普通にいけば5分ほどで滝前には到着できる。
目の前にある小屋では鱒釣りの受付をしていた、意外にもこれ目当てに来ている人が
多いように感じた。
わさび田が見える、
当然ながら、わさび関連の食べ物が目白押し、
わさびアイス、わさびソフトクリーム、わさびだんご、お土産にはもちろん生わさび
だ。
水量がすごいぞ!
よいマイナスイオンを摂取できそうだ、
そもそもマイナスイオンのことをどれほどの人が知っているのだろうか?
私もよくわからない(笑)
「天城越え」歌碑
石川さゆりの代表曲、そのなかで浄蓮の滝が出てくる、誰もが一度ぐらいは聞いたこと
があるかもしれない曲だ。
この踊子はない!!
ついでに隣りの絵の踊子もない!!(右に比べれば、少しあり!)

課題
上の掲載文をもとに、次の問いに答えてください。
(a) 普通に行くと、滝前までどれくらいで着くか。
(b) 目の前の小屋では何の受付をしていたか。
(c) 歌碑になっている曲の名前と、その曲を代表曲とする歌手は誰か。

データ一覧
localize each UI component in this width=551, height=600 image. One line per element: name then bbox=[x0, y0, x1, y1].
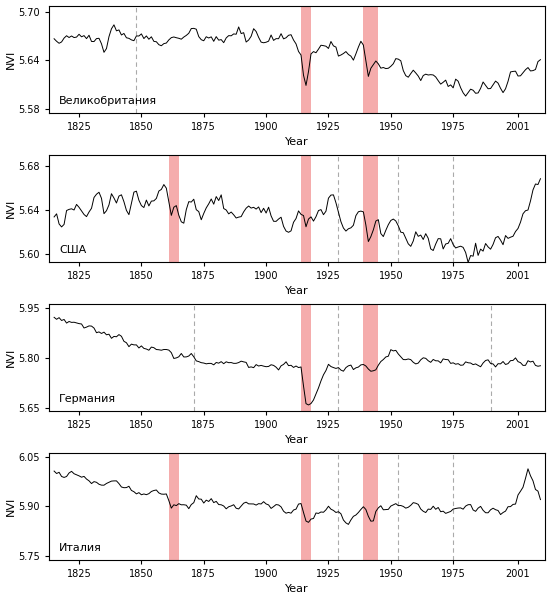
Bar bbox=[363, 452, 379, 560]
Bar bbox=[363, 5, 379, 113]
Text: Великобритания: Великобритания bbox=[59, 97, 157, 106]
Bar bbox=[169, 452, 179, 560]
X-axis label: Year: Year bbox=[285, 137, 309, 148]
Y-axis label: NVI: NVI bbox=[6, 347, 15, 367]
Bar bbox=[363, 304, 379, 411]
Bar bbox=[169, 155, 179, 262]
Bar bbox=[301, 452, 311, 560]
Bar bbox=[301, 155, 311, 262]
Bar bbox=[301, 5, 311, 113]
Bar bbox=[301, 304, 311, 411]
Bar bbox=[363, 155, 379, 262]
Y-axis label: NVI: NVI bbox=[6, 497, 15, 516]
Y-axis label: NVI: NVI bbox=[6, 199, 16, 218]
Y-axis label: NVI: NVI bbox=[6, 50, 15, 69]
X-axis label: Year: Year bbox=[285, 584, 309, 595]
Text: Германия: Германия bbox=[59, 394, 116, 404]
X-axis label: Year: Year bbox=[285, 436, 309, 445]
X-axis label: Year: Year bbox=[285, 286, 309, 296]
Text: Италия: Италия bbox=[59, 544, 102, 553]
Text: США: США bbox=[59, 245, 87, 256]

回答
(a) 5分ほど
(b) 鱒釣り
(c) 「天城越え」、石川さゆり